Items from a document page collection:
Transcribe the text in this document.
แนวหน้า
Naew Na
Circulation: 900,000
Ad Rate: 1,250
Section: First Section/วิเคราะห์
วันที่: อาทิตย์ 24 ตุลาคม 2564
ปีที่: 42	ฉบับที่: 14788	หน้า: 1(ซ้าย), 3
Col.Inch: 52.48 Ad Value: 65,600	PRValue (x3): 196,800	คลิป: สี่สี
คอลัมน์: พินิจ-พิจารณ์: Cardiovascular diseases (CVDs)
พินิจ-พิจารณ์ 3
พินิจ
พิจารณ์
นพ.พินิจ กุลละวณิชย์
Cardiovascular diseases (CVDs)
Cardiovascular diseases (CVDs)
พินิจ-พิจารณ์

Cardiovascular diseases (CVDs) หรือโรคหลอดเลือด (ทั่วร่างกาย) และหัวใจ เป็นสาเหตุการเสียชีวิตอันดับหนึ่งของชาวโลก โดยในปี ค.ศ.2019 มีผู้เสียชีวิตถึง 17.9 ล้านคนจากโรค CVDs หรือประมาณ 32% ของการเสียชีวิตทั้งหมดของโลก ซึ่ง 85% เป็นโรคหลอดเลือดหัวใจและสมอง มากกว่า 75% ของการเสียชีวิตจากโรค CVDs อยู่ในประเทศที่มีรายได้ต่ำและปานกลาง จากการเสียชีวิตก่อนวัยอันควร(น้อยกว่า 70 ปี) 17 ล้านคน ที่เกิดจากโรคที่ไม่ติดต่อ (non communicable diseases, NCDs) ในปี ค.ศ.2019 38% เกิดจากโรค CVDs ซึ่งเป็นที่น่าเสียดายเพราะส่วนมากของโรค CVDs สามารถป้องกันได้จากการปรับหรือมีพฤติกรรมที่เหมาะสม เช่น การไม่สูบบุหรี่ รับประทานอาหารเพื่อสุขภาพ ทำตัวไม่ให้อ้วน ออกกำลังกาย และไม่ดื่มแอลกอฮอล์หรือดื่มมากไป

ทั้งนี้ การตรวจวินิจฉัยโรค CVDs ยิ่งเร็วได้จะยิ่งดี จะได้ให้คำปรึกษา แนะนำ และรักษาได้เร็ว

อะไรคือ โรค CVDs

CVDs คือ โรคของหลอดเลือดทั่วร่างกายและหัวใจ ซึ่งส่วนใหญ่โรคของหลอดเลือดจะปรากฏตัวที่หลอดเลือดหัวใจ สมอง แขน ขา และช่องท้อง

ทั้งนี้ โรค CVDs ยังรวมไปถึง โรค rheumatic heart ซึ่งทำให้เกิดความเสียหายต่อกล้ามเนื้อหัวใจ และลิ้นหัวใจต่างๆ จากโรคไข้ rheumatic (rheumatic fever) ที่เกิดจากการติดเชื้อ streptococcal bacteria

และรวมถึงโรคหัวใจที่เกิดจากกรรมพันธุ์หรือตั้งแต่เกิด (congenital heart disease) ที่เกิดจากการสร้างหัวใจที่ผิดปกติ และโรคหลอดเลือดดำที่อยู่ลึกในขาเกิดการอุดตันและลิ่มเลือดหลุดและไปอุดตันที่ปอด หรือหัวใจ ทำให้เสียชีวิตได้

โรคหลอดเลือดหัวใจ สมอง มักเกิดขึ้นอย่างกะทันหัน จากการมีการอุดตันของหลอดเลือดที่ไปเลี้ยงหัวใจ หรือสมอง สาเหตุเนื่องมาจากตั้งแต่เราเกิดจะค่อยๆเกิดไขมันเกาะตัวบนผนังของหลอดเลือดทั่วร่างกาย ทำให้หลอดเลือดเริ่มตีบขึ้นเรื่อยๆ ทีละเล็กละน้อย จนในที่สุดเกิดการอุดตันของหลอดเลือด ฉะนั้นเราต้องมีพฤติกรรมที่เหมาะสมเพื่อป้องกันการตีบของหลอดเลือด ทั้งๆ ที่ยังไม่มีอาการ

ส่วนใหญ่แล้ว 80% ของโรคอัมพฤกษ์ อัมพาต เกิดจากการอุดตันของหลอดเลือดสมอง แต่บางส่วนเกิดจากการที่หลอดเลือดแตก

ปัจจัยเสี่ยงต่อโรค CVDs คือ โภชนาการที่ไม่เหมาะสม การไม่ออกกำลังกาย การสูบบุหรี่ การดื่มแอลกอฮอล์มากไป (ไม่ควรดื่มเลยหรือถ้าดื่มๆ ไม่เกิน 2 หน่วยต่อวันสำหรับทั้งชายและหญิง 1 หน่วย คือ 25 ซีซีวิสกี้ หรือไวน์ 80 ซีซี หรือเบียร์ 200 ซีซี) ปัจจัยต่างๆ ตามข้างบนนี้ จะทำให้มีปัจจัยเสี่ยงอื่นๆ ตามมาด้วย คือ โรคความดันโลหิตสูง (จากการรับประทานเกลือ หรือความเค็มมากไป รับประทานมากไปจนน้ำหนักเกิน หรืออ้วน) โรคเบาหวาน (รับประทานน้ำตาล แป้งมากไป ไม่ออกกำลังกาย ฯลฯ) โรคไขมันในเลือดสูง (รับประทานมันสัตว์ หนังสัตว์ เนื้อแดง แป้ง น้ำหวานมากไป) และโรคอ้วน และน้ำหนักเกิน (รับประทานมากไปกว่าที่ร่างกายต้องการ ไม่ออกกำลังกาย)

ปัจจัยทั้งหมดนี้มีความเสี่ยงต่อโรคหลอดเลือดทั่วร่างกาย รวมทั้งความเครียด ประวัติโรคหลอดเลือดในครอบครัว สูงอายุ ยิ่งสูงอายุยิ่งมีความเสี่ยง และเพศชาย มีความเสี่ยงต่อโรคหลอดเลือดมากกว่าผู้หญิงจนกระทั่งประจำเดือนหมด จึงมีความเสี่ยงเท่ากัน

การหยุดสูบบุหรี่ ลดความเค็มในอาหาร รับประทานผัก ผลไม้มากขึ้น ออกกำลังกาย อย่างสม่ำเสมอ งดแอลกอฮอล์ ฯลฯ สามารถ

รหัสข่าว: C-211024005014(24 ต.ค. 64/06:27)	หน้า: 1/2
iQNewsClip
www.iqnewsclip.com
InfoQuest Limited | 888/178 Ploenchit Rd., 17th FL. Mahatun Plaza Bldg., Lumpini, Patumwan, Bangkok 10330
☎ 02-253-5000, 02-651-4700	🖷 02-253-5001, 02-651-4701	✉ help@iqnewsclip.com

WHAT THE TASK ASKS
Each line shown above must be repeated exactly.

RESPONSE TO THIS EXERCISE
Transcribe the text in this document.
แนวหน้า
Naew Na
Circulation: 900,000
Ad Rate: 1,250
Section: First Section/วิเคราะห์
วันที่: อาทิตย์ 24 ตุลาคม 2564
ปีที่: 42	ฉบับที่: 14788	หน้า: 1(ซ้าย), 3
Col.Inch: 52.48 Ad Value: 65,600	PRValue (x3): 196,800	คลิป: สี่สี
คอลัมน์: พินิจ-พิจารณ์: Cardiovascular diseases (CVDs)
พินิจ-พิจารณ์ 3
พินิจ
พิจารณ์
นพ.พินิจ กุลละวณิชย์
Cardiovascular diseases (CVDs)
Cardiovascular diseases (CVDs)
พินิจ-พิจารณ์

Cardiovascular diseases (CVDs) หรือโรคหลอดเลือด (ทั่วร่างกาย) และหัวใจ เป็นสาเหตุการเสียชีวิตอันดับหนึ่งของชาวโลก โดยในปี ค.ศ.2019 มีผู้เสียชีวิตถึง 17.9 ล้านคนจากโรค CVDs หรือประมาณ 32% ของการเสียชีวิตทั้งหมดของโลก ซึ่ง 85% เป็นโรคหลอดเลือดหัวใจและสมอง มากกว่า 75% ของการเสียชีวิตจากโรค CVDs อยู่ในประเทศที่มีรายได้ต่ำและปานกลาง จากการเสียชีวิตก่อนวัยอันควร(น้อยกว่า 70 ปี) 17 ล้านคน ที่เกิดจากโรคที่ไม่ติดต่อ (non communicable diseases, NCDs) ในปี ค.ศ.2019 38% เกิดจากโรค CVDs ซึ่งเป็นที่น่าเสียดายเพราะส่วนมากของโรค CVDs สามารถป้องกันได้จากการปรับหรือมีพฤติกรรมที่เหมาะสม เช่น การไม่สูบบุหรี่ รับประทานอาหารเพื่อสุขภาพ ทำตัวไม่ให้อ้วน ออกกำลังกาย และไม่ดื่มแอลกอฮอล์หรือดื่มมากไป

ทั้งนี้ การตรวจวินิจฉัยโรค CVDs ยิ่งเร็วได้จะยิ่งดี จะได้ให้คำปรึกษา แนะนำ และรักษาได้เร็ว

อะไรคือ โรค CVDs

CVDs คือ โรคของหลอดเลือดทั่วร่างกายและหัวใจ ซึ่งส่วนใหญ่โรคของหลอดเลือดจะปรากฏตัวที่หลอดเลือดหัวใจ สมอง แขน ขา และช่องท้อง

ทั้งนี้ โรค CVDs ยังรวมไปถึง โรค rheumatic heart ซึ่งทำให้เกิดความเสียหายต่อกล้ามเนื้อหัวใจ และลิ้นหัวใจต่างๆ จากโรคไข้ rheumatic (rheumatic fever) ที่เกิดจากการติดเชื้อ streptococcal bacteria

และรวมถึงโรคหัวใจที่เกิดจากกรรมพันธุ์หรือตั้งแต่เกิด (congenital heart disease) ที่เกิดจากการสร้างหัวใจที่ผิดปกติ และโรคหลอดเลือดดำที่อยู่ลึกในขาเกิดการอุดตันและลิ่มเลือดหลุดและไปอุดตันที่ปอด หรือหัวใจ ทำให้เสียชีวิตได้

โรคหลอดเลือดหัวใจ สมอง มักเกิดขึ้นอย่างกะทันหัน จากการมีการอุดตันของหลอดเลือดที่ไปเลี้ยงหัวใจ หรือสมอง สาเหตุเนื่องมาจากตั้งแต่เราเกิดจะค่อยๆเกิดไขมันเกาะตัวบนผนังของหลอดเลือดทั่วร่างกาย ทำให้หลอดเลือดเริ่มตีบขึ้นเรื่อยๆ ทีละเล็กละน้อย จนในที่สุดเกิดการอุดตันของหลอดเลือด ฉะนั้นเราต้องมีพฤติกรรมที่เหมาะสมเพื่อป้องกันการตีบของหลอดเลือด ทั้งๆ ที่ยังไม่มีอาการ

ส่วนใหญ่แล้ว 80% ของโรคอัมพฤกษ์ อัมพาต เกิดจากการอุดตันของหลอดเลือดสมอง แต่บางส่วนเกิดจากการที่หลอดเลือดแตก

ปัจจัยเสี่ยงต่อโรค CVDs คือ โภชนาการที่ไม่เหมาะสม การไม่ออกกำลังกาย การสูบบุหรี่ การดื่มแอลกอฮอล์มากไป (ไม่ควรดื่มเลยหรือถ้าดื่มๆ ไม่เกิน 2 หน่วยต่อวันสำหรับทั้งชายและหญิง 1 หน่วย คือ 25 ซีซีวิสกี้ หรือไวน์ 80 ซีซี หรือเบียร์ 200 ซีซี) ปัจจัยต่างๆ ตามข้างบนนี้ จะทำให้มีปัจจัยเสี่ยงอื่นๆ ตามมาด้วย คือ โรคความดันโลหิตสูง (จากการรับประทานเกลือ หรือความเค็มมากไป รับประทานมากไปจนน้ำหนักเกิน หรืออ้วน) โรคเบาหวาน (รับประทานน้ำตาล แป้งมากไป ไม่ออกกำลังกาย ฯลฯ) โรคไขมันในเลือดสูง (รับประทานมันสัตว์ หนังสัตว์ เนื้อแดง แป้ง น้ำหวานมากไป) และโรคอ้วน และน้ำหนักเกิน (รับประทานมากไปกว่าที่ร่างกายต้องการ ไม่ออกกำลังกาย)

ปัจจัยทั้งหมดนี้มีความเสี่ยงต่อโรคหลอดเลือดทั่วร่างกาย รวมทั้งความเครียด ประวัติโรคหลอดเลือดในครอบครัว สูงอายุ ยิ่งสูงอายุยิ่งมีความเสี่ยง และเพศชาย มีความเสี่ยงต่อโรคหลอดเลือดมากกว่าผู้หญิงจนกระทั่งประจำเดือนหมด จึงมีความเสี่ยงเท่ากัน

การหยุดสูบบุหรี่ ลดความเค็มในอาหาร รับประทานผัก ผลไม้มากขึ้น ออกกำลังกาย อย่างสม่ำเสมอ งดแอลกอฮอล์ ฯลฯ สามารถ

รหัสข่าว: C-211024005014(24 ต.ค. 64/06:27)	หน้า: 1/2
iQNewsClip
www.iqnewsclip.com
InfoQuest Limited | 888/178 Ploenchit Rd., 17th FL. Mahatun Plaza Bldg., Lumpini, Patumwan, Bangkok 10330
☎ 02-253-5000, 02-651-4700	🖷 02-253-5001, 02-651-4701	✉ help@iqnewsclip.com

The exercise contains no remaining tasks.